> [Objective]
Go through the records and copy each line where the word "більшої" occurs.

> [Records provided]
──────

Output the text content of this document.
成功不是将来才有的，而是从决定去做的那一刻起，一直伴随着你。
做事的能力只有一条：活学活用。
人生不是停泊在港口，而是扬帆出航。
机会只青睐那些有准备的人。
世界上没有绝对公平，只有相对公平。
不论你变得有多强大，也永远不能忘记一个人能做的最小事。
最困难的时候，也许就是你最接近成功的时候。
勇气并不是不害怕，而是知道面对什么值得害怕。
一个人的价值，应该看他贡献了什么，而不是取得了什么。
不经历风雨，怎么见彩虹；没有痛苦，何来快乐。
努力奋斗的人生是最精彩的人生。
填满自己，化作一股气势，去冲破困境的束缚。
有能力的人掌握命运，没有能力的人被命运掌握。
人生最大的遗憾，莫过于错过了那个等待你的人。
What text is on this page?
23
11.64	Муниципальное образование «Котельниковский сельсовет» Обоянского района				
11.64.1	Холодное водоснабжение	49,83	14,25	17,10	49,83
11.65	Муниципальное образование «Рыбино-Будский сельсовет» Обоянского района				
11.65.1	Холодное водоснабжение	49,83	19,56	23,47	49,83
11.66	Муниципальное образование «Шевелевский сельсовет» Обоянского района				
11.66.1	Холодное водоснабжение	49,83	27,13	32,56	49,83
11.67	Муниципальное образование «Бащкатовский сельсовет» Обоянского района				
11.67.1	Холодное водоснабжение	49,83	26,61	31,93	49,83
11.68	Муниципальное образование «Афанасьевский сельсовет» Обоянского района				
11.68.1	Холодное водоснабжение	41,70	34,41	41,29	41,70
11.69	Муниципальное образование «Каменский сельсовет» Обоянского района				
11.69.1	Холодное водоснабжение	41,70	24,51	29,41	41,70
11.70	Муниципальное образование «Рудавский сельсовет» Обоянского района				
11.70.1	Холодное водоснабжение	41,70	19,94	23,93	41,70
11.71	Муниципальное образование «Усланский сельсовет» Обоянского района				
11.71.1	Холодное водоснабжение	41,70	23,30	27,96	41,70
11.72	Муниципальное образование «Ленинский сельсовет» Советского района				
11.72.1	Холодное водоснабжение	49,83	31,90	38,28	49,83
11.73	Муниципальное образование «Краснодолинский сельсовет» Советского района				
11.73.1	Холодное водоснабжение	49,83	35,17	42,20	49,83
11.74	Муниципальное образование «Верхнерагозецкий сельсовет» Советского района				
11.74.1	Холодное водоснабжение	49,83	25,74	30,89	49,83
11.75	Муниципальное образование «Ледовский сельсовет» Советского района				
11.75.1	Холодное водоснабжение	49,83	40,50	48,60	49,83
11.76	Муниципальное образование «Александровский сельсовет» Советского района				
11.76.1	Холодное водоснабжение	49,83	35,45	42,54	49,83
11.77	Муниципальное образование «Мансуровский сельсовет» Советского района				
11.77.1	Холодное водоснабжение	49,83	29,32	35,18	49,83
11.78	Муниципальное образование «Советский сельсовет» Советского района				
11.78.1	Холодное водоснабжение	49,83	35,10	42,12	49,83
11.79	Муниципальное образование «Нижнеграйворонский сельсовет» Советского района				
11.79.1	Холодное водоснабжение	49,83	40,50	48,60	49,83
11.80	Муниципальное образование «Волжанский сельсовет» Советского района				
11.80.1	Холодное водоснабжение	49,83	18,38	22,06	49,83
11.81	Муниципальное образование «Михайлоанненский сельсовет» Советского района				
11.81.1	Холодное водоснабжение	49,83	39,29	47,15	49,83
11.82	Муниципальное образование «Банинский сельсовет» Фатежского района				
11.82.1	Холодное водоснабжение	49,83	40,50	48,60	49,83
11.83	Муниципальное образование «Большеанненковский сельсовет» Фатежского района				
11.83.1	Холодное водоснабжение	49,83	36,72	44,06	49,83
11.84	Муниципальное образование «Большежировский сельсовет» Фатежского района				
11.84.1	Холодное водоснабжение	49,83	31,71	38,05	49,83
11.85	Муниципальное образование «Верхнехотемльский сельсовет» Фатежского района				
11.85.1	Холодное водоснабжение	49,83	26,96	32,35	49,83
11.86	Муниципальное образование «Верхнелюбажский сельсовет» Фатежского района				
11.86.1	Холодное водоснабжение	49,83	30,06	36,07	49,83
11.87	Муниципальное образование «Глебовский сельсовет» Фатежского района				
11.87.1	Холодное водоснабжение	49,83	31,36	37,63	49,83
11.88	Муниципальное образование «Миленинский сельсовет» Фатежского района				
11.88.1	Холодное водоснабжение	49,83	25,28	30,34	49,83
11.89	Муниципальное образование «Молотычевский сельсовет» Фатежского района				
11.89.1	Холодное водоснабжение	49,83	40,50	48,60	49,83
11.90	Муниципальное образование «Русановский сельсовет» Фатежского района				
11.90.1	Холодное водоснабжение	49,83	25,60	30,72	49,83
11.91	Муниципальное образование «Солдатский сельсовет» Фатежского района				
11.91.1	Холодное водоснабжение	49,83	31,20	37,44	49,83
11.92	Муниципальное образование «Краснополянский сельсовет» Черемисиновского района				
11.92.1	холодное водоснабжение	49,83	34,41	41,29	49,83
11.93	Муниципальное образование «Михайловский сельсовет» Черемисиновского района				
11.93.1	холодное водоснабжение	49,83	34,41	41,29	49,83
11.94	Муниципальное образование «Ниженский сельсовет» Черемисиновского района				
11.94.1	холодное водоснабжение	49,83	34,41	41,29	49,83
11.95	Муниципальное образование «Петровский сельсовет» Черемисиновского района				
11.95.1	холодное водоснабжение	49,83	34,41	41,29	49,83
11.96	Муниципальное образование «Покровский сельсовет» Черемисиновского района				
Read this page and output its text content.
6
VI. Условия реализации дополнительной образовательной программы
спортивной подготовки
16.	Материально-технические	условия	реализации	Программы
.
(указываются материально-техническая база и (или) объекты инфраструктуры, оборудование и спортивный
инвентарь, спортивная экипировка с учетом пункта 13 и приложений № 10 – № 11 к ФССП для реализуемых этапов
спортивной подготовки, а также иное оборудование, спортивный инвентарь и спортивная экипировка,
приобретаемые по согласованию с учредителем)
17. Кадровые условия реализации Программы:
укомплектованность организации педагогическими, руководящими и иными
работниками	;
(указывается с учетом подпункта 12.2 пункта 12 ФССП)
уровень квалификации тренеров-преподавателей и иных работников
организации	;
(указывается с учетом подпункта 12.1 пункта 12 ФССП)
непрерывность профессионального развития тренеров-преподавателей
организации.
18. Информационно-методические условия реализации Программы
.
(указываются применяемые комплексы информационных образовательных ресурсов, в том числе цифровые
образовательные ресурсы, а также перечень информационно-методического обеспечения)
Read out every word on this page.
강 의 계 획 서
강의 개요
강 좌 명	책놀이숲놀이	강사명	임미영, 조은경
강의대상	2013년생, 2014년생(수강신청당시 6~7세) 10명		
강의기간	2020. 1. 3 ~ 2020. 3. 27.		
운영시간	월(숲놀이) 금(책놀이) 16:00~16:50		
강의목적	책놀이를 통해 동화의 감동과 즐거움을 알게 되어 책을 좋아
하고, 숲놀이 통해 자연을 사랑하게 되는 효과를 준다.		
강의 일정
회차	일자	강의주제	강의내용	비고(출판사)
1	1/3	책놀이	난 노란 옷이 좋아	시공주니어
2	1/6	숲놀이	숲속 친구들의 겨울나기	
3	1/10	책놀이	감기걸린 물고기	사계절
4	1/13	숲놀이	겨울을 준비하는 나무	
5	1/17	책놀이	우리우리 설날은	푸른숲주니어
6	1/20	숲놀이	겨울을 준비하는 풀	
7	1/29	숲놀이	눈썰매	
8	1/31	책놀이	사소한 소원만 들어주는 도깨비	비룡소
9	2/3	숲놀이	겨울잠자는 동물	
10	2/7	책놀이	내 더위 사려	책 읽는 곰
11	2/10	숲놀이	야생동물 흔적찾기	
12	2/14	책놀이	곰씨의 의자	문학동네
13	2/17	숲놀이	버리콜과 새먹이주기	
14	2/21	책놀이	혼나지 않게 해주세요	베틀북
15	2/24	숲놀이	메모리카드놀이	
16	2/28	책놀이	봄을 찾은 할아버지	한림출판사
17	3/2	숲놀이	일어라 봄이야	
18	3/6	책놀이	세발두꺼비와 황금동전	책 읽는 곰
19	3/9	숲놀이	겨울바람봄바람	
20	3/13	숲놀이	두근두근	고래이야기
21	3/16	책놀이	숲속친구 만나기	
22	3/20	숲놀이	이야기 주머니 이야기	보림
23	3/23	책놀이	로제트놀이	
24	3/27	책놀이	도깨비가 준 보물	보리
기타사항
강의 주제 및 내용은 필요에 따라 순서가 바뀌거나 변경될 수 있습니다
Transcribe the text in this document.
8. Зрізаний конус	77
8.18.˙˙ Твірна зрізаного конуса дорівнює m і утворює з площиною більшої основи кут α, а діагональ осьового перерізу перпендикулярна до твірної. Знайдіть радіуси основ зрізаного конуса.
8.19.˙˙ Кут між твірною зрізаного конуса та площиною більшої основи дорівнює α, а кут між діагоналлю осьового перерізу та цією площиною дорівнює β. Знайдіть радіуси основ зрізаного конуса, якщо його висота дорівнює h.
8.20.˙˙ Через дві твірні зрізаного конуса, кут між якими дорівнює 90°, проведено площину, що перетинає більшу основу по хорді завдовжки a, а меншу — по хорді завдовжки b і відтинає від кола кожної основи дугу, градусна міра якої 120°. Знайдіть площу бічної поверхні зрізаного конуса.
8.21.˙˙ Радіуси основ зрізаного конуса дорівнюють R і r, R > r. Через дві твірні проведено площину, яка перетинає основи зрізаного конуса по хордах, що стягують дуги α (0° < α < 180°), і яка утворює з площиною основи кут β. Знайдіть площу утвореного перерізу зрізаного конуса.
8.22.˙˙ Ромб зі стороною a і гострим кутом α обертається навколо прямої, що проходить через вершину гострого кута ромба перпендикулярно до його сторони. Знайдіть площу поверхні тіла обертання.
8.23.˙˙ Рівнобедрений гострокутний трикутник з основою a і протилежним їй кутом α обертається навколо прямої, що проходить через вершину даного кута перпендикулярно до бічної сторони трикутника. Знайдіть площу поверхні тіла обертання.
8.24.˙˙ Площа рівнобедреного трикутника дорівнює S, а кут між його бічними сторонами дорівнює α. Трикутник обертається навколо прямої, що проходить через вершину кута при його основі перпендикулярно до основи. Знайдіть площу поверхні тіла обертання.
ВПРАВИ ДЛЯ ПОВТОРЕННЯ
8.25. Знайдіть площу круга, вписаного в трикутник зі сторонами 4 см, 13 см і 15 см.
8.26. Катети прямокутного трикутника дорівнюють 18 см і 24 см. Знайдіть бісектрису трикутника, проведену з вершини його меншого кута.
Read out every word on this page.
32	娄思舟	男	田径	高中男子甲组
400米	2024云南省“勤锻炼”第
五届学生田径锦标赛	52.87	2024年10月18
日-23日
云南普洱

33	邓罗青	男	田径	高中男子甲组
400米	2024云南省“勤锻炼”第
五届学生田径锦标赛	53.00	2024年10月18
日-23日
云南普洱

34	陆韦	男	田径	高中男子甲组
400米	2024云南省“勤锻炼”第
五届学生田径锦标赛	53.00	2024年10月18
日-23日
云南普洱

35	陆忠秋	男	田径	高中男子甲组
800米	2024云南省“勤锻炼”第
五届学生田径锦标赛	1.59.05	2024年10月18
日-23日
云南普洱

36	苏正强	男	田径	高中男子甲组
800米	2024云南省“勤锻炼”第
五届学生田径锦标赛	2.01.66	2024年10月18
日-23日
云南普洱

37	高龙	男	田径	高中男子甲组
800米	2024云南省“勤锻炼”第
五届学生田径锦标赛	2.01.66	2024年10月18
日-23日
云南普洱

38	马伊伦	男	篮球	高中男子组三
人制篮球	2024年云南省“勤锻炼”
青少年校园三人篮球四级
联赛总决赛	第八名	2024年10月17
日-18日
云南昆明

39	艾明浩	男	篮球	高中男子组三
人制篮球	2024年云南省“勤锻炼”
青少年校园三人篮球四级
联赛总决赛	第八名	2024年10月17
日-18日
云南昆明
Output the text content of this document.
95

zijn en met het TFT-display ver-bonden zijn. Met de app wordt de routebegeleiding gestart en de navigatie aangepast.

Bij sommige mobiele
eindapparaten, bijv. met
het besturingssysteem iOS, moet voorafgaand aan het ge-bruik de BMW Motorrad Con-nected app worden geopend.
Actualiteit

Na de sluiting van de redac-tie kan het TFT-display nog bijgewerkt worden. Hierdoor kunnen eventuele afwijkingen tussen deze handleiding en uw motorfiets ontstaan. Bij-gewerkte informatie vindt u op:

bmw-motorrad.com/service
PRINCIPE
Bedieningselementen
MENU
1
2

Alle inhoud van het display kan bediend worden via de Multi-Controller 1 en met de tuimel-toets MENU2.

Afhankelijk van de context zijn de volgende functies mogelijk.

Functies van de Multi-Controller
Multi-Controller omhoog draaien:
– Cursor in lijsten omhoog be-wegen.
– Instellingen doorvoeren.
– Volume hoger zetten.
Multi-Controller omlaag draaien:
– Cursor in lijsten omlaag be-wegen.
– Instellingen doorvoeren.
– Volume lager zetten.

──────

> [Reply to the task]
8.18.˙˙ Твірна зрізаного конуса дорівнює m і утворює з площиною більшої основи кут α, а діагональ осьового перерізу перпендикулярна до твірної. Знайдіть радіуси основ зрізаного конуса.
8.19.˙˙ Кут між твірною зрізаного конуса та площиною більшої основи дорівнює α, а кут між діагоналлю осьового перерізу та цією площиною дорівнює β. Знайдіть радіуси основ зрізаного конуса, якщо його висота дорівнює h.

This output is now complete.